Exercise prompt: With every picture left out, restate the listing below exactly as written.

Materials provided:
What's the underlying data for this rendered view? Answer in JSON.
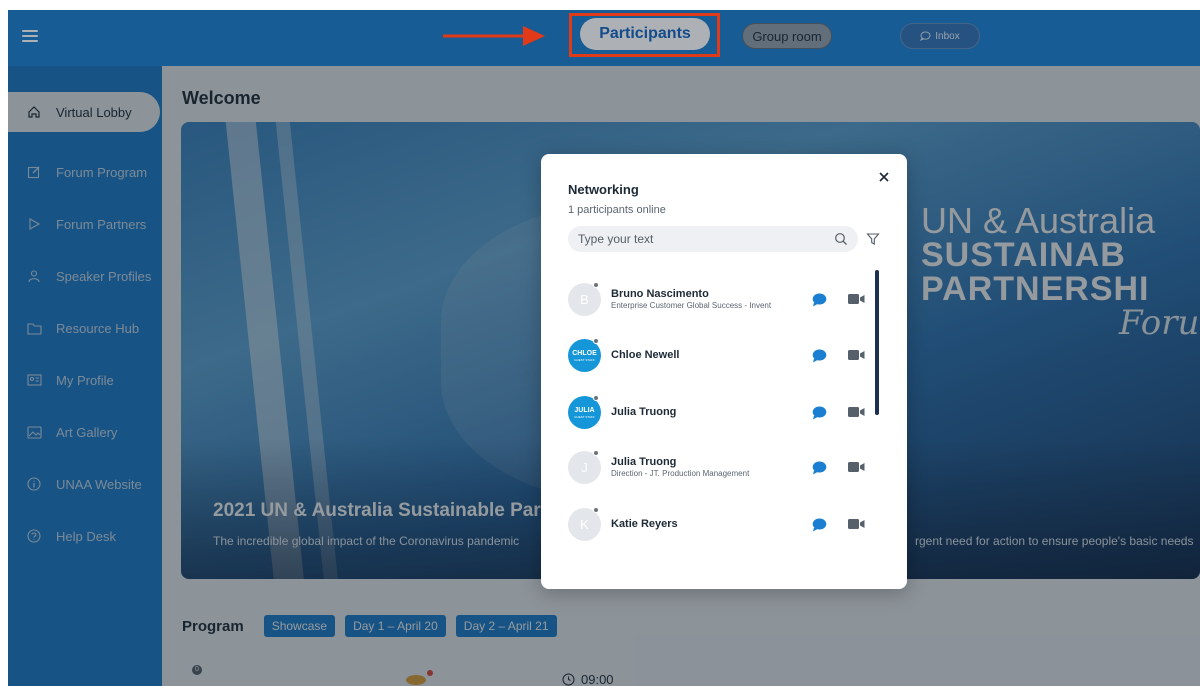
{
  "topbar": {
    "tabs": [
      {
        "label": "Participants",
        "active": true
      },
      {
        "label": "Group room",
        "active": false
      },
      {
        "label": "Inbox",
        "active": false
      }
    ]
  },
  "sidebar": {
    "items": [
      {
        "label": "Virtual Lobby",
        "icon": "home-icon",
        "active": true
      },
      {
        "label": "Forum Program",
        "icon": "edit-icon"
      },
      {
        "label": "Forum Partners",
        "icon": "play-icon"
      },
      {
        "label": "Speaker Profiles",
        "icon": "person-icon"
      },
      {
        "label": "Resource Hub",
        "icon": "folder-icon"
      },
      {
        "label": "My Profile",
        "icon": "id-card-icon"
      },
      {
        "label": "Art Gallery",
        "icon": "image-icon"
      },
      {
        "label": "UNAA Website",
        "icon": "info-icon"
      },
      {
        "label": "Help Desk",
        "icon": "help-icon"
      }
    ]
  },
  "main": {
    "title": "Welcome",
    "hero": {
      "right_line1": "UN & Australia",
      "right_line2": "SUSTAINAB",
      "right_line3": "PARTNERSHI",
      "right_line4": "Foru",
      "title": "2021 UN & Australia Sustainable Par",
      "desc_left": "The incredible global impact of the Coronavirus pandemic",
      "desc_right": "rgent need for action to ensure people's basic needs"
    },
    "program": {
      "label": "Program",
      "tags": [
        "Showcase",
        "Day 1 – April 20",
        "Day 2 – April 21"
      ],
      "count": "0",
      "time": "09:00"
    }
  },
  "modal": {
    "title": "Networking",
    "subtitle": "1 participants online",
    "search_placeholder": "Type your text",
    "participants": [
      {
        "initial": "B",
        "name": "Bruno Nascimento",
        "role": "Enterprise Customer Global Success - Invent"
      },
      {
        "initial": "CHLOE",
        "badge": "GUEST STAFF",
        "name": "Chloe Newell",
        "role": ""
      },
      {
        "initial": "JULIA",
        "badge": "GUEST STAFF",
        "name": "Julia Truong",
        "role": ""
      },
      {
        "initial": "J",
        "name": "Julia Truong",
        "role": "Direction - JT. Production Management"
      },
      {
        "initial": "K",
        "name": "Katie Reyers",
        "role": ""
      }
    ]
  },
  "colors": {
    "brand": "#1a7fd0",
    "annotation": "#e13a18",
    "chat": "#1a7fd0"
  }
}
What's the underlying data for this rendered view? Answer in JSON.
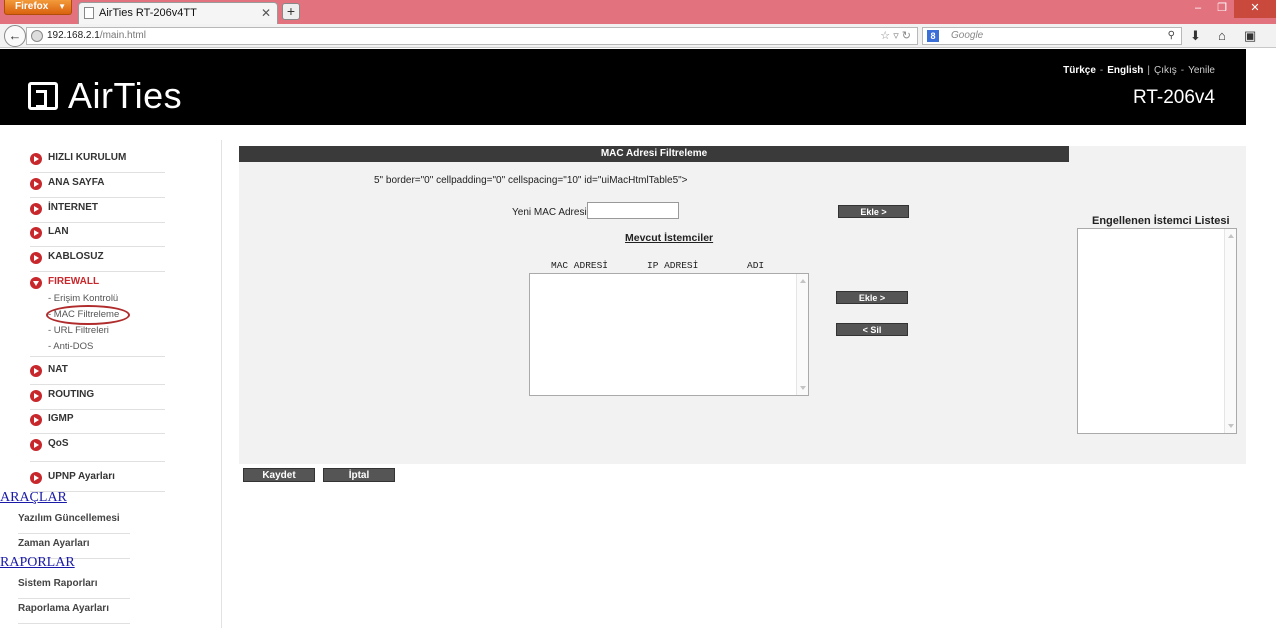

Reply:
What's the underlying data for this rendered view? Answer in JSON.
{
  "topbar": {
    "tabs": [
      {
        "label": "Participants",
        "active": true
      },
      {
        "label": "Group room",
        "active": false
      },
      {
        "label": "Inbox",
        "active": false
      }
    ]
  },
  "sidebar": {
    "items": [
      {
        "label": "Virtual Lobby",
        "icon": "home-icon",
        "active": true
      },
      {
        "label": "Forum Program",
        "icon": "edit-icon"
      },
      {
        "label": "Forum Partners",
        "icon": "play-icon"
      },
      {
        "label": "Speaker Profiles",
        "icon": "person-icon"
      },
      {
        "label": "Resource Hub",
        "icon": "folder-icon"
      },
      {
        "label": "My Profile",
        "icon": "id-card-icon"
      },
      {
        "label": "Art Gallery",
        "icon": "image-icon"
      },
      {
        "label": "UNAA Website",
        "icon": "info-icon"
      },
      {
        "label": "Help Desk",
        "icon": "help-icon"
      }
    ]
  },
  "main": {
    "title": "Welcome",
    "hero": {
      "right_line1": "UN & Australia",
      "right_line2": "SUSTAINAB",
      "right_line3": "PARTNERSHI",
      "right_line4": "Foru",
      "title": "2021 UN & Australia Sustainable Par",
      "desc_left": "The incredible global impact of the Coronavirus pandemic",
      "desc_right": "rgent need for action to ensure people's basic needs"
    },
    "program": {
      "label": "Program",
      "tags": [
        "Showcase",
        "Day 1 – April 20",
        "Day 2 – April 21"
      ],
      "count": "0",
      "time": "09:00"
    }
  },
  "modal": {
    "title": "Networking",
    "subtitle": "1 participants online",
    "search_placeholder": "Type your text",
    "participants": [
      {
        "initial": "B",
        "name": "Bruno Nascimento",
        "role": "Enterprise Customer Global Success - Invent"
      },
      {
        "initial": "CHLOE",
        "badge": "GUEST STAFF",
        "name": "Chloe Newell",
        "role": ""
      },
      {
        "initial": "JULIA",
        "badge": "GUEST STAFF",
        "name": "Julia Truong",
        "role": ""
      },
      {
        "initial": "J",
        "name": "Julia Truong",
        "role": "Direction - JT. Production Management"
      },
      {
        "initial": "K",
        "name": "Katie Reyers",
        "role": ""
      }
    ]
  },
  "colors": {
    "brand": "#1a7fd0",
    "annotation": "#e13a18",
    "chat": "#1a7fd0"
  }
}
What's the underlying data for this rendered view? Answer in JSON.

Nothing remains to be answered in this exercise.